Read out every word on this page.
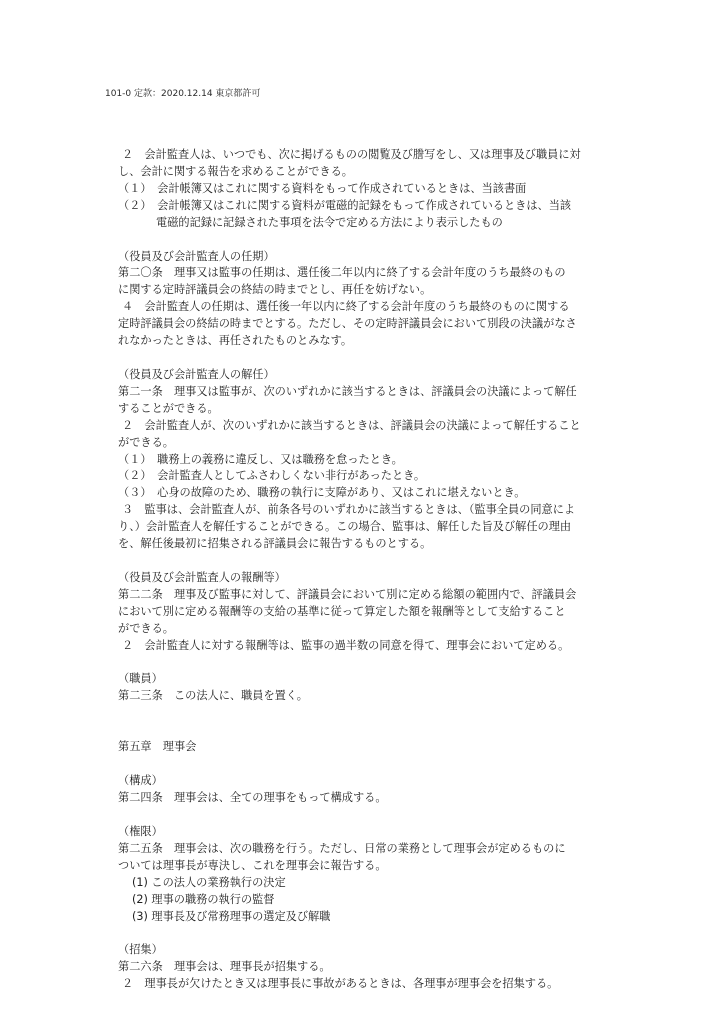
101-0 定款：2020.12.14 東京都許可

２　会計監査人は、いつでも、次に掲げるものの閲覧及び謄写をし、又は理事及び職員に対

し、会計に関する報告を求めることができる。

（１）　会計帳簿又はこれに関する資料をもって作成されているときは、当該書面

（２）　会計帳簿又はこれに関する資料が電磁的記録をもって作成されているときは、当該

電磁的記録に記録された事項を法令で定める方法により表示したもの

（役員及び会計監査人の任期）

第二〇条　理事又は監事の任期は、選任後二年以内に終了する会計年度のうち最終のもの

に関する定時評議員会の終結の時までとし、再任を妨げない。

４　会計監査人の任期は、選任後一年以内に終了する会計年度のうち最終のものに関する

定時評議員会の終結の時までとする。ただし、その定時評議員会において別段の決議がなさ

れなかったときは、再任されたものとみなす。

（役員及び会計監査人の解任）

第二一条　理事又は監事が、次のいずれかに該当するときは、評議員会の決議によって解任

することができる。

２　会計監査人が、次のいずれかに該当するときは、評議員会の決議によって解任すること

ができる。

（１）　職務上の義務に違反し、又は職務を怠ったとき。

（２）　会計監査人としてふさわしくない非行があったとき。

（３）　心身の故障のため、職務の執行に支障があり、又はこれに堪えないとき。

３　監事は、会計監査人が、前条各号のいずれかに該当するときは、（監事全員の同意によ

り、）会計監査人を解任することができる。この場合、監事は、解任した旨及び解任の理由

を、解任後最初に招集される評議員会に報告するものとする。

（役員及び会計監査人の報酬等）

第二二条　理事及び監事に対して、評議員会において別に定める総額の範囲内で、評議員会

において別に定める報酬等の支給の基準に従って算定した額を報酬等として支給すること

ができる。

２　会計監査人に対する報酬等は、監事の過半数の同意を得て、理事会において定める。

（職員）

第二三条　この法人に、職員を置く。

第五章　理事会

（構成）

第二四条　理事会は、全ての理事をもって構成する。

（権限）

第二五条　理事会は、次の職務を行う。ただし、日常の業務として理事会が定めるものに

ついては理事長が専決し、これを理事会に報告する。

(1) この法人の業務執行の決定

(2) 理事の職務の執行の監督

(3) 理事長及び常務理事の選定及び解職

（招集）

第二六条　理事会は、理事長が招集する。

２　理事長が欠けたとき又は理事長に事故があるときは、各理事が理事会を招集する。
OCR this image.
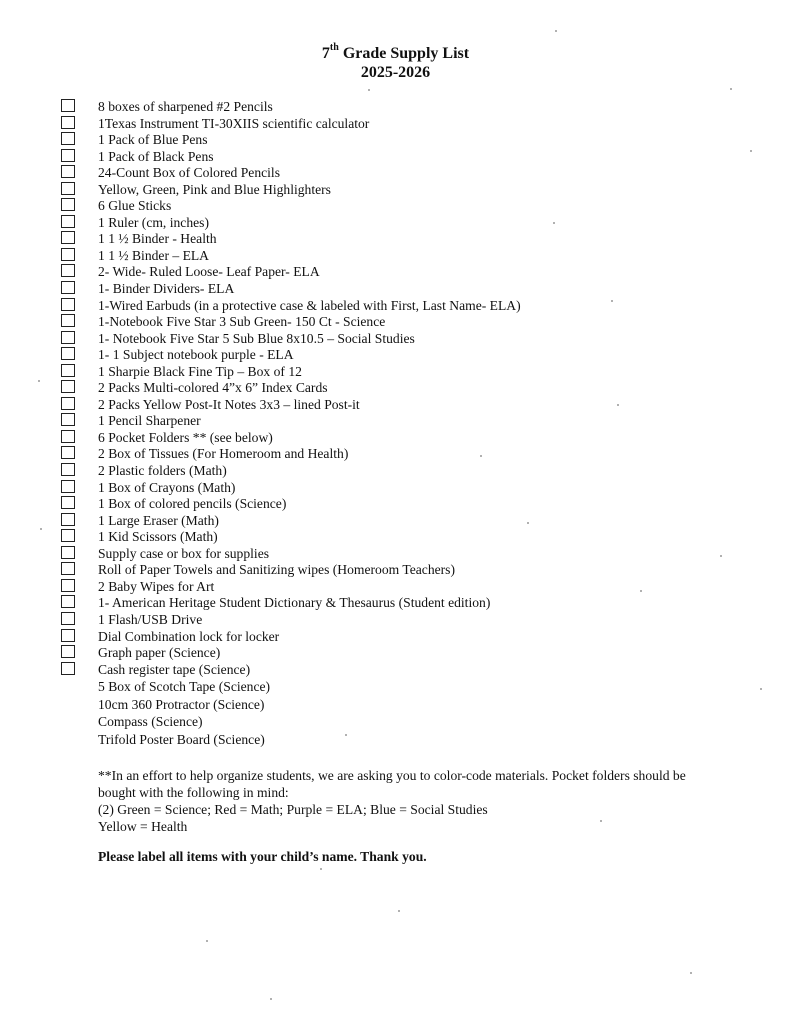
7th Grade Supply List
2025-2026
8 boxes of sharpened #2 Pencils
1Texas Instrument TI-30XIIS scientific calculator
1 Pack of Blue Pens
1 Pack of Black Pens
24-Count Box of Colored Pencils
Yellow, Green, Pink and Blue Highlighters
6 Glue Sticks
1 Ruler (cm, inches)
1 1 ½ Binder - Health
1 1 ½ Binder – ELA
2- Wide- Ruled Loose- Leaf Paper- ELA
1- Binder Dividers- ELA
1-Wired Earbuds (in a protective case & labeled with First, Last Name- ELA)
1-Notebook Five Star 3 Sub Green- 150 Ct - Science
1- Notebook Five Star 5 Sub Blue 8x10.5 – Social Studies
1- 1 Subject notebook purple - ELA
1 Sharpie Black Fine Tip – Box of 12
2 Packs Multi-colored 4”x 6” Index Cards
2 Packs Yellow Post-It Notes 3x3 – lined Post-it
1 Pencil Sharpener
6 Pocket Folders ** (see below)
2 Box of Tissues (For Homeroom and Health)
2 Plastic folders (Math)
1 Box of Crayons (Math)
1 Box of colored pencils (Science)
1 Large Eraser (Math)
1 Kid Scissors (Math)
Supply case or box for supplies
Roll of Paper Towels and Sanitizing wipes (Homeroom Teachers)
2 Baby Wipes for Art
1- American Heritage Student Dictionary & Thesaurus (Student edition)
1 Flash/USB Drive
Dial Combination lock for locker
Graph paper (Science)
Cash register tape (Science)
5 Box of Scotch Tape (Science)
10cm 360 Protractor (Science)
Compass (Science)
Trifold Poster Board (Science)
**In an effort to help organize students, we are asking you to color-code materials. Pocket folders should be
bought with the following in mind:
(2) Green = Science; Red = Math; Purple = ELA; Blue = Social Studies
Yellow = Health
Please label all items with your child’s name. Thank you.
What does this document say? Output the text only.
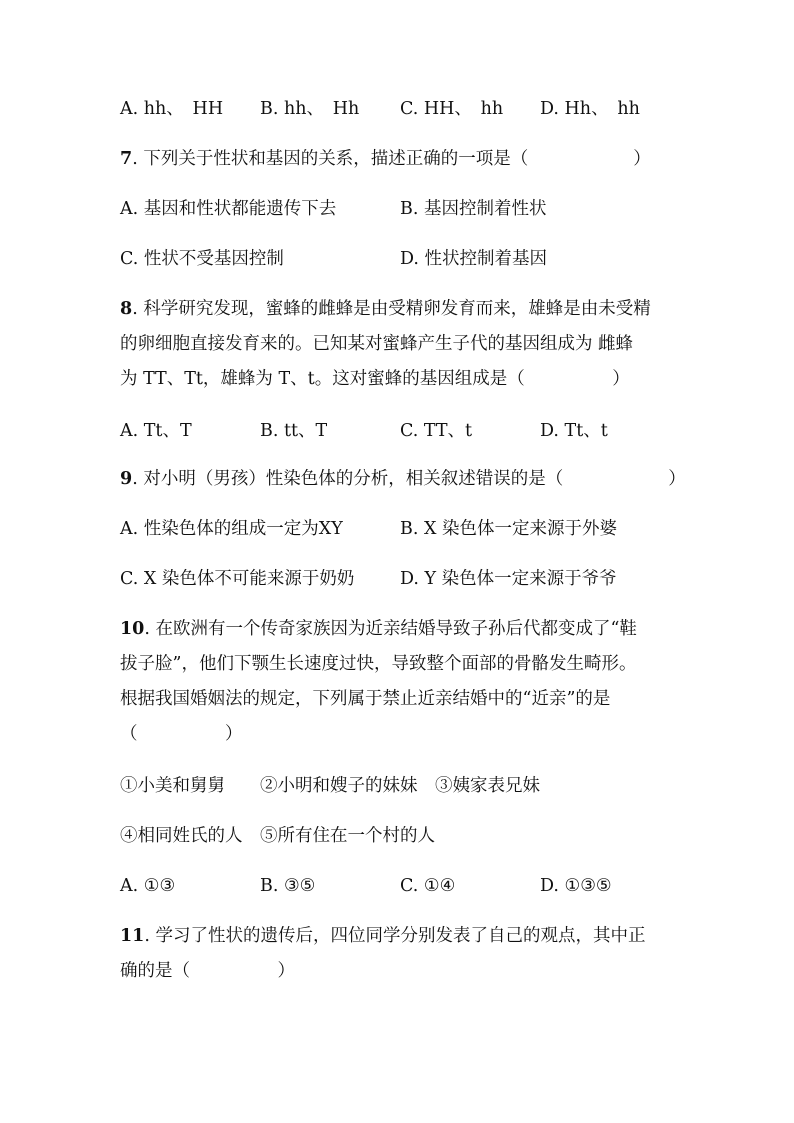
A. hh、　HH B. hh、　Hh C. HH、　hh D. Hh、　hh
7. 下列关于性状和基因的关系，描述正确的一项是（　　　　　　）
A. 基因和性状都能遗传下去	B. 基因控制着性状
C. 性状不受基因控制	D. 性状控制着基因
8. 科学研究发现，蜜蜂的雌蜂是由受精卵发育而来，雄蜂是由未受精
的卵细胞直接发育来的。已知某对蜜蜂产生子代的基因组成为 雌蜂
为 TT、Tt，雄蜂为 T、t。这对蜜蜂的基因组成是（　　　　　）
A. Tt、T	B. tt、T	C. TT、t	D. Tt、t
9. 对小明（男孩）性染色体的分析，相关叙述错误的是（　　　　　　）
A. 性染色体的组成一定为XY	B. X 染色体一定来源于外婆
C. X 染色体不可能来源于奶奶	D. Y 染色体一定来源于爷爷
10. 在欧洲有一个传奇家族因为近亲结婚导致子孙后代都变成了“鞋
拔子脸”，他们下颚生长速度过快，导致整个面部的骨骼发生畸形。
根据我国婚姻法的规定，下列属于禁止近亲结婚中的“近亲”的是
（　　　　　）
①小美和舅舅　　②小明和嫂子的妹妹　③姨家表兄妹
④相同姓氏的人　⑤所有住在一个村的人
A. ①③	B. ③⑤	C. ①④	D. ①③⑤
11. 学习了性状的遗传后，四位同学分别发表了自己的观点，其中正
确的是（　　　　　）
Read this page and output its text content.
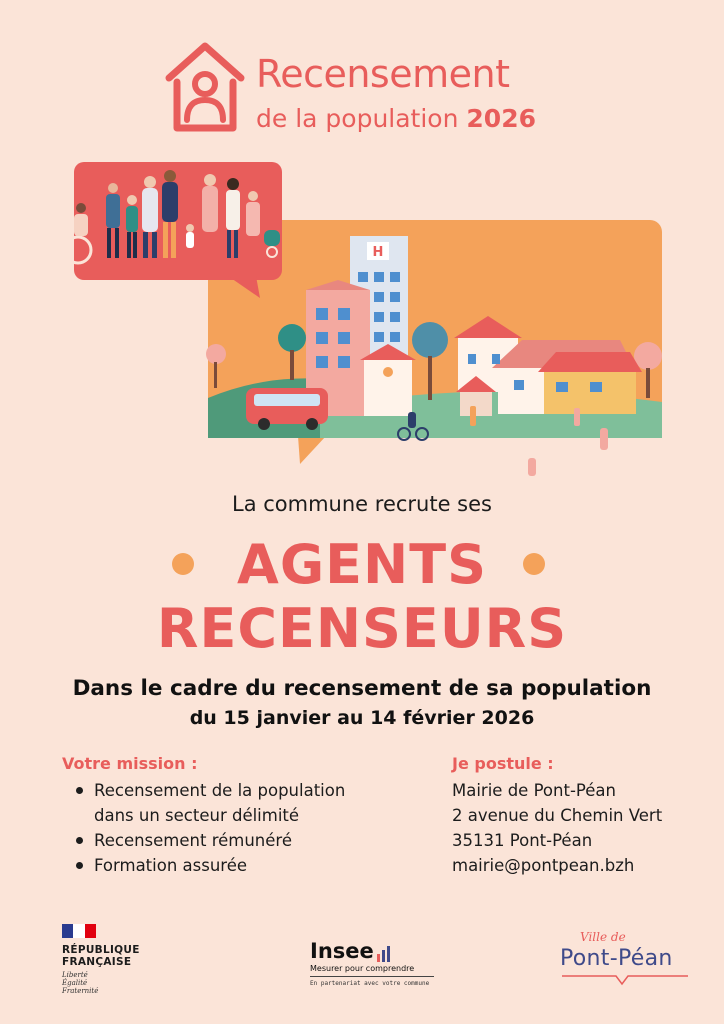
Recensement
de la population 2026
H
La commune recrute ses
AGENTS
RECENSEURS
Dans le cadre du recensement de sa population
du 15 janvier au 14 février 2026
Votre mission :
Recensement de la population
dans un secteur délimité
Recensement rémunéré
Formation assurée
Je postule :
Mairie de Pont-Péan
2 avenue du Chemin Vert
35131 Pont-Péan
mairie@pontpean.bzh
RÉPUBLIQUE
FRANÇAISE
Liberté
Égalité
Fraternité
Insee
Mesurer pour comprendre
En partenariat avec votre commune
Ville de
Pont-Péan
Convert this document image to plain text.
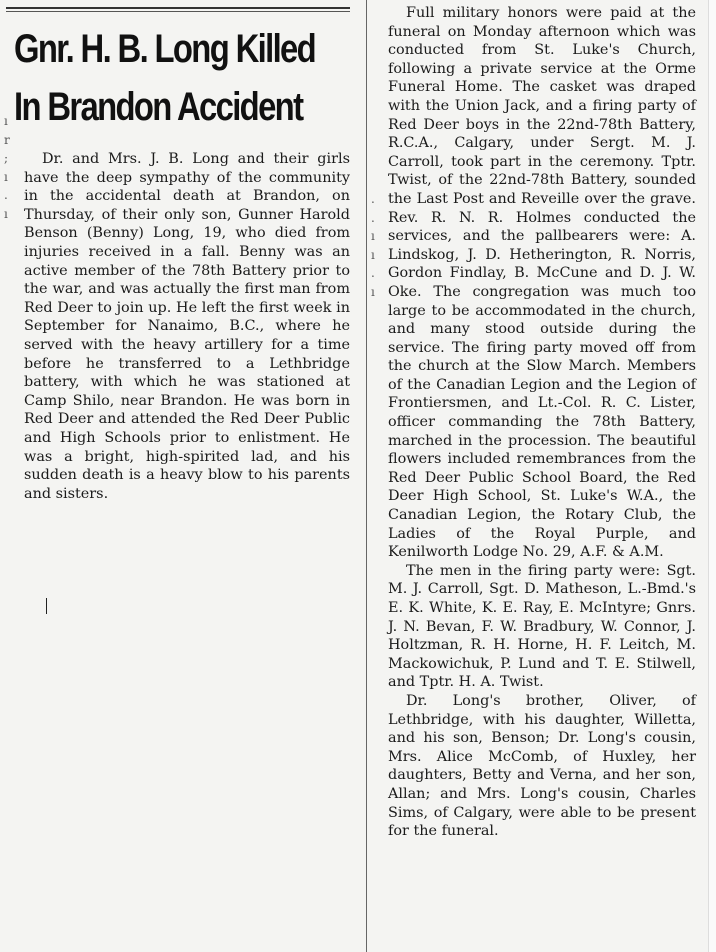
Gnr. H. B. Long Killed
In Brandon Accident
ı r ; ı . ı

Dr. and Mrs. J. B. Long and their girls have the deep sympathy of the community in the accidental death at Brandon, on Thursday, of their only son, Gunner Harold Benson (Benny) Long, 19, who died from injuries received in a fall. Benny was an active member of the 78th Battery prior to the war, and was actually the first man from Red Deer to join up. He left the first week in September for Nanaimo, B.C., where he served with the heavy artillery for a time before he transferred to a Lethbridge battery, with which he was stationed at Camp Shilo, near Brandon. He was born in Red Deer and attended the Red Deer Public and High Schools prior to enlistment. He was a bright, high-spirited lad, and his sudden death is a heavy blow to his parents and sisters.

. . ı ı . ı

Full military honors were paid at the funeral on Monday afternoon which was conducted from St. Luke's Church, following a private service at the Orme Funeral Home. The casket was draped with the Union Jack, and a firing party of Red Deer boys in the 22nd-78th Battery, R.C.A., Calgary, under Sergt. M. J. Carroll, took part in the ceremony. Tptr. Twist, of the 22nd-78th Battery, sounded the Last Post and Reveille over the grave. Rev. R. N. R. Holmes conducted the services, and the pallbearers were: A. Lindskog, J. D. Hetherington, R. Norris, Gordon Findlay, B. McCune and D. J. W. Oke. The congregation was much too large to be accommodated in the church, and many stood outside during the service. The firing party moved off from the church at the Slow March. Members of the Canadian Legion and the Legion of Frontiersmen, and Lt.-Col. R. C. Lister, officer commanding the 78th Battery, marched in the procession. The beautiful flowers included remembrances from the Red Deer Public School Board, the Red Deer High School, St. Luke's W.A., the Canadian Legion, the Rotary Club, the Ladies of the Royal Purple, and Kenilworth Lodge No. 29, A.F. & A.M.

The men in the firing party were: Sgt. M. J. Carroll, Sgt. D. Matheson, L.-Bmd.'s E. K. White, K. E. Ray, E. McIntyre; Gnrs. J. N. Bevan, F. W. Bradbury, W. Connor, J. Holtzman, R. H. Horne, H. F. Leitch, M. Mackowichuk, P. Lund and T. E. Stilwell, and Tptr. H. A. Twist.

Dr. Long's brother, Oliver, of Lethbridge, with his daughter, Willetta, and his son, Benson; Dr. Long's cousin, Mrs. Alice McComb, of Huxley, her daughters, Betty and Verna, and her son, Allan; and Mrs. Long's cousin, Charles Sims, of Calgary, were able to be present for the funeral.
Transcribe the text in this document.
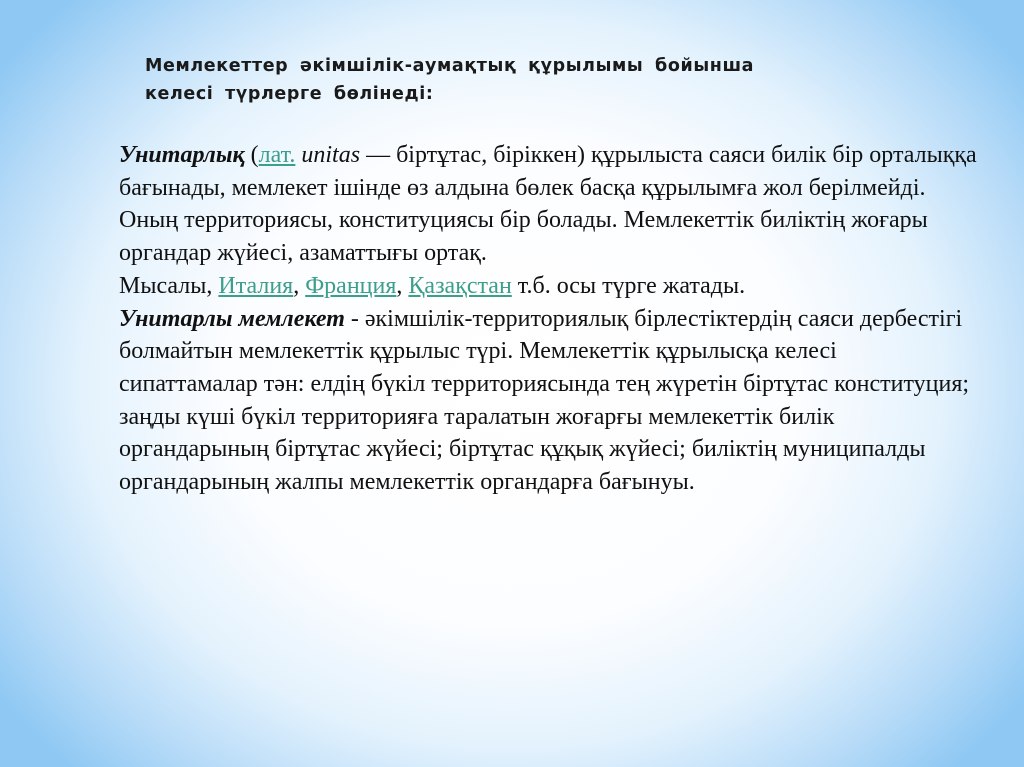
Мемлекеттер әкімшілік-аумақтық құрылымы бойынша
келесі түрлерге бөлінеді:

Унитарлық (лат. unitas — біртұтас, біріккен) құрылыста саяси билік бір орталыққа бағынады, мемлекет ішінде өз алдына бөлек басқа құрылымға жол берілмейді. Оның территориясы, конституциясы бір болады. Мемлекеттік биліктің жоғары органдар жүйесі, азаматтығы ортақ.

Мысалы, Италия, Франция, Қазақстан т.б. осы түрге жатады.

Унитарлы мемлекет - әкімшілік-территориялық бірлестіктердің саяси дербестігі болмайтын мемлекеттік құрылыс түрі. Мемлекеттік құрылысқа келесі сипаттамалар тән: елдің бүкіл территориясында тең жүретін біртұтас конституция; заңды күші бүкіл территорияға таралатын жоғарғы мемлекеттік билік органдарының біртұтас жүйесі; біртұтас құқық жүйесі; биліктің муниципалды органдарының жалпы мемлекеттік органдарға бағынуы.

__________

## THE PROBLEM
Identify and extract each line of the listing that contains "Blue".

## WRITTEN REPLY
1 Pack of Blue Pens
Yellow, Green, Pink and Blue Highlighters
1- Notebook Five Star 5 Sub Blue 8x10.5 – Social Studies
(2) Green = Science; Red = Math; Purple = ELA; Blue = Social Studies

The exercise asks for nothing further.